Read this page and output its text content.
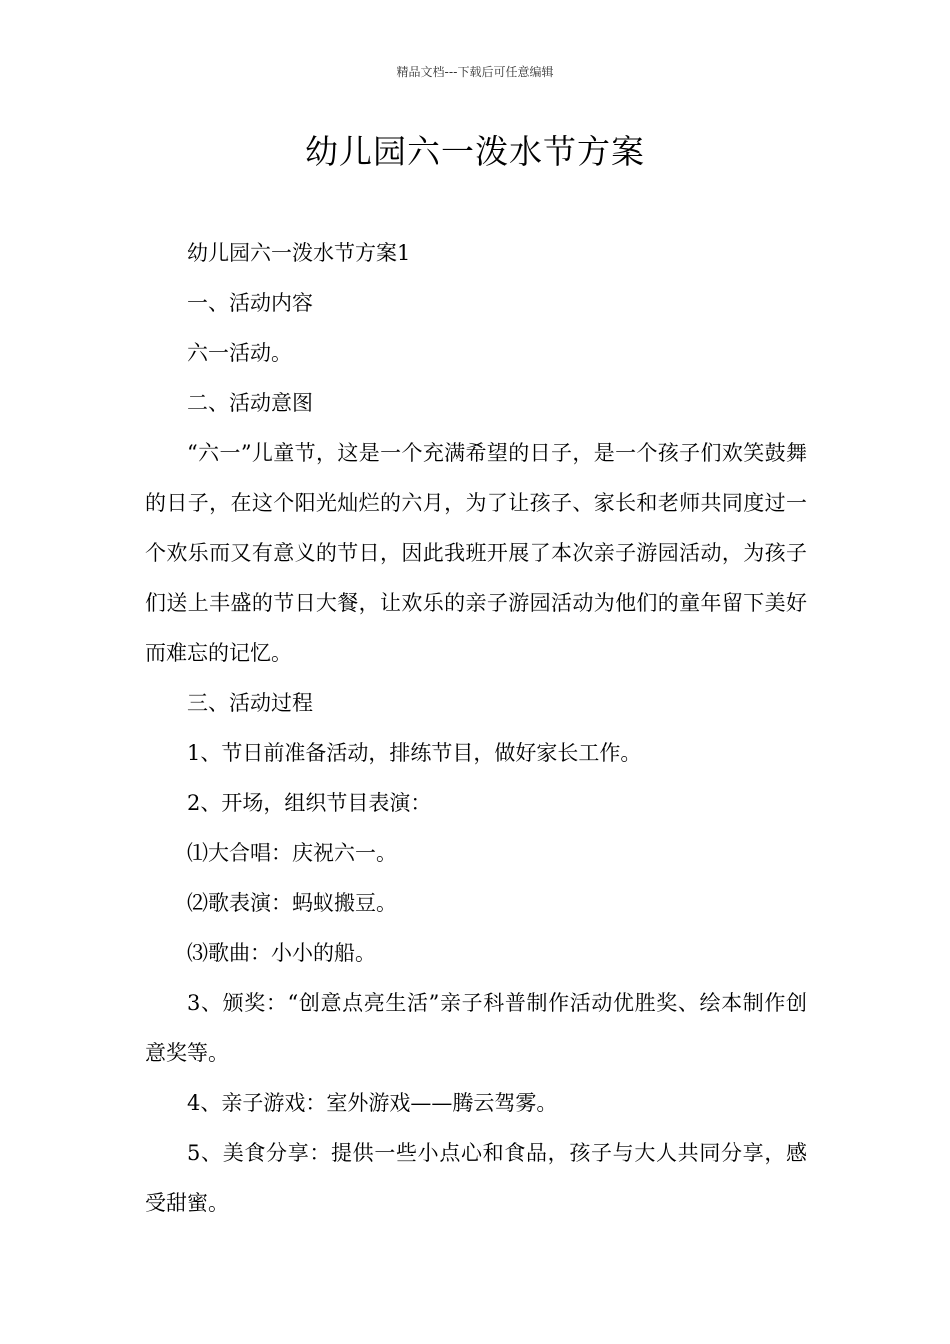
精品文档---下载后可任意编辑
幼儿园六一泼水节方案

幼儿园六一泼水节方案1

一、活动内容

六一活动。

二、活动意图

“六一”儿童节，这是一个充满希望的日子，是一个孩子们欢笑鼓舞的日子，在这个阳光灿烂的六月，为了让孩子、家长和老师共同度过一个欢乐而又有意义的节日，因此我班开展了本次亲子游园活动，为孩子们送上丰盛的节日大餐，让欢乐的亲子游园活动为他们的童年留下美好而难忘的记忆。

三、活动过程

1、节日前准备活动，排练节目，做好家长工作。

2、开场，组织节目表演：

⑴大合唱：庆祝六一。

⑵歌表演：蚂蚁搬豆。

⑶歌曲：小小的船。

3、颁奖：“创意点亮生活”亲子科普制作活动优胜奖、绘本制作创意奖等。

4、亲子游戏：室外游戏——腾云驾雾。

5、美食分享：提供一些小点心和食品，孩子与大人共同分享，感受甜蜜。
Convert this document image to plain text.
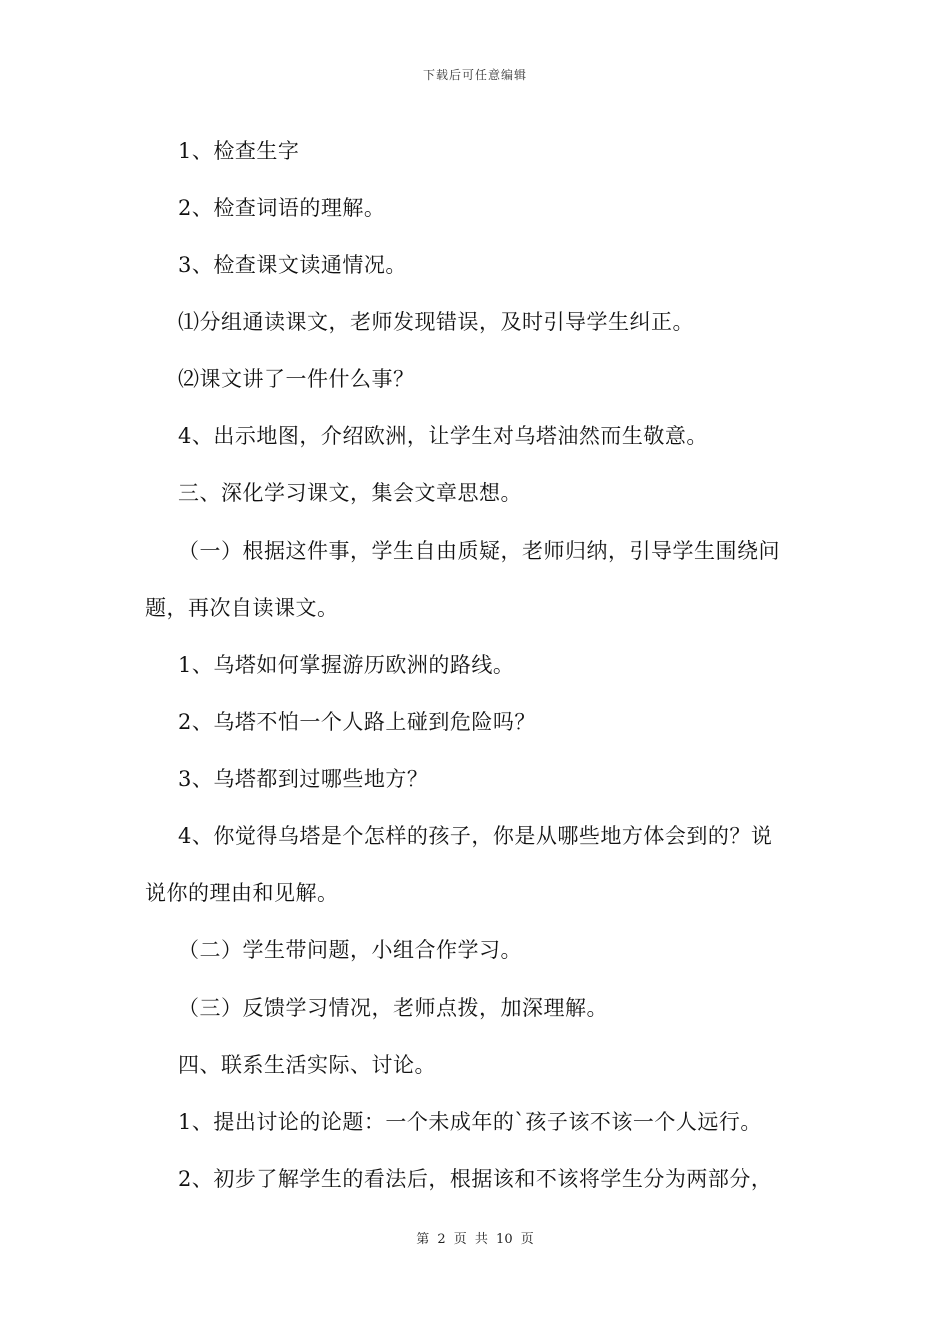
下载后可任意编辑
1、检查生字
2、检查词语的理解。
3、检查课文读通情况。
⑴分组通读课文，老师发现错误，及时引导学生纠正。
⑵课文讲了一件什么事？
4、出示地图，介绍欧洲，让学生对乌塔油然而生敬意。
三、深化学习课文，集会文章思想。
（一）根据这件事，学生自由质疑，老师归纳，引导学生围绕问
题，再次自读课文。
1、乌塔如何掌握游历欧洲的路线。
2、乌塔不怕一个人路上碰到危险吗？
3、乌塔都到过哪些地方？
4、你觉得乌塔是个怎样的孩子，你是从哪些地方体会到的？说
说你的理由和见解。
（二）学生带问题，小组合作学习。
（三）反馈学习情况，老师点拨，加深理解。
四、联系生活实际、讨论。
1、提出讨论的论题：一个未成年的`孩子该不该一个人远行。
2、初步了解学生的看法后，根据该和不该将学生分为两部分，
第 2 页 共 10 页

**STATED TASK:**
Reproduce each line exactly as it appears, omitting the pictures.

**WRITTEN ANSWER:**
Read this page and output its text content.
精品文档---下载后可任意编辑
幼儿园六一泼水节方案

幼儿园六一泼水节方案1

一、活动内容

六一活动。

二、活动意图

“六一”儿童节，这是一个充满希望的日子，是一个孩子们欢笑鼓舞的日子，在这个阳光灿烂的六月，为了让孩子、家长和老师共同度过一个欢乐而又有意义的节日，因此我班开展了本次亲子游园活动，为孩子们送上丰盛的节日大餐，让欢乐的亲子游园活动为他们的童年留下美好而难忘的记忆。

三、活动过程

1、节日前准备活动，排练节目，做好家长工作。

2、开场，组织节目表演：

⑴大合唱：庆祝六一。

⑵歌表演：蚂蚁搬豆。

⑶歌曲：小小的船。

3、颁奖：“创意点亮生活”亲子科普制作活动优胜奖、绘本制作创意奖等。

4、亲子游戏：室外游戏——腾云驾雾。

5、美食分享：提供一些小点心和食品，孩子与大人共同分享，感受甜蜜。
Convert this document image to plain text.
下载后可任意编辑
1、检查生字
2、检查词语的理解。
3、检查课文读通情况。
⑴分组通读课文，老师发现错误，及时引导学生纠正。
⑵课文讲了一件什么事？
4、出示地图，介绍欧洲，让学生对乌塔油然而生敬意。
三、深化学习课文，集会文章思想。
（一）根据这件事，学生自由质疑，老师归纳，引导学生围绕问
题，再次自读课文。
1、乌塔如何掌握游历欧洲的路线。
2、乌塔不怕一个人路上碰到危险吗？
3、乌塔都到过哪些地方？
4、你觉得乌塔是个怎样的孩子，你是从哪些地方体会到的？说
说你的理由和见解。
（二）学生带问题，小组合作学习。
（三）反馈学习情况，老师点拨，加深理解。
四、联系生活实际、讨论。
1、提出讨论的论题：一个未成年的`孩子该不该一个人远行。
2、初步了解学生的看法后，根据该和不该将学生分为两部分，
第 2 页 共 10 页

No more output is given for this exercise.